What is the number of lines holding the word "label"? Write that number and nothing else.

## Start Extracted records

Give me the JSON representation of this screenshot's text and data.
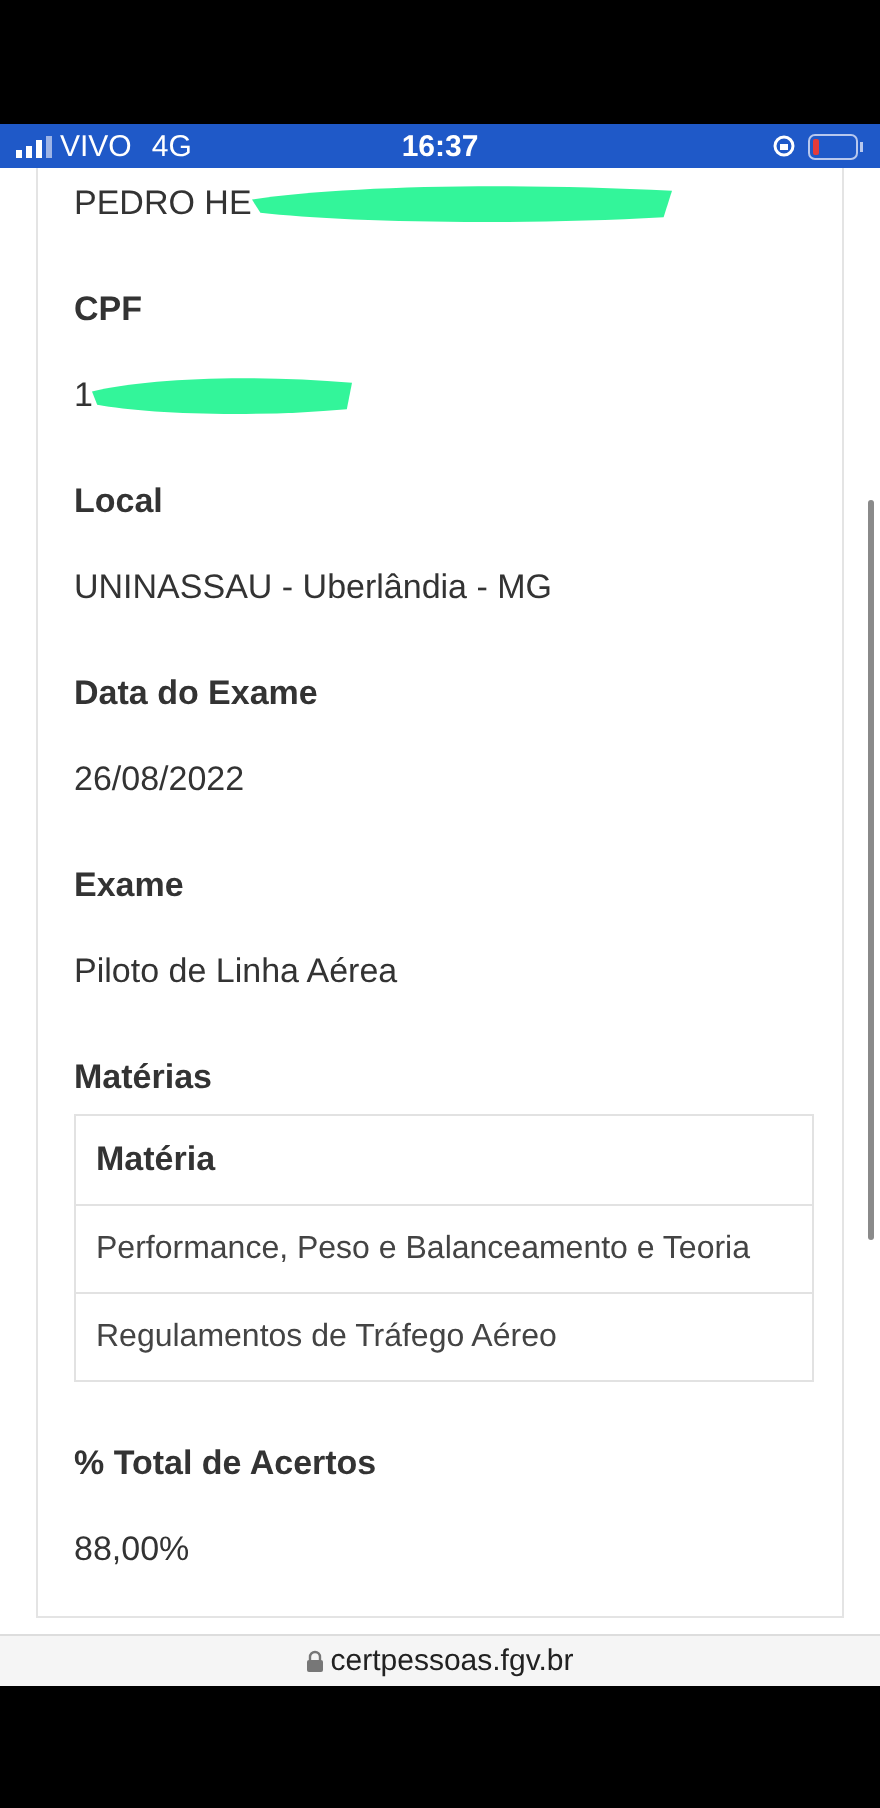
{
  "status_bar": {
    "carrier": "VIVO",
    "network": "4G",
    "time": "16:37"
  },
  "sections": [
    {
      "kind": "field",
      "value": "PEDRO HE",
      "redacted": true
    },
    {
      "kind": "field",
      "label": "CPF",
      "value": "1",
      "redacted": true
    },
    {
      "kind": "field",
      "label": "Local",
      "value": "UNINASSAU - Uberlândia - MG"
    },
    {
      "kind": "field",
      "label": "Data do Exame",
      "value": "26/08/2022"
    },
    {
      "kind": "field",
      "label": "Exame",
      "value": "Piloto de Linha Aérea"
    },
    {
      "kind": "table",
      "label": "Matérias",
      "columns": [
        "Matéria"
      ],
      "rows": [
        "Performance, Peso e Balanceamento e Teoria",
        "Regulamentos de Tráfego Aéreo"
      ]
    },
    {
      "kind": "field",
      "label": "% Total de Acertos",
      "value": "88,00%"
    }
  ],
  "address_bar": {
    "url": "certpessoas.fgv.br"
  }
}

## End Extracted records

*Problem solution*. 6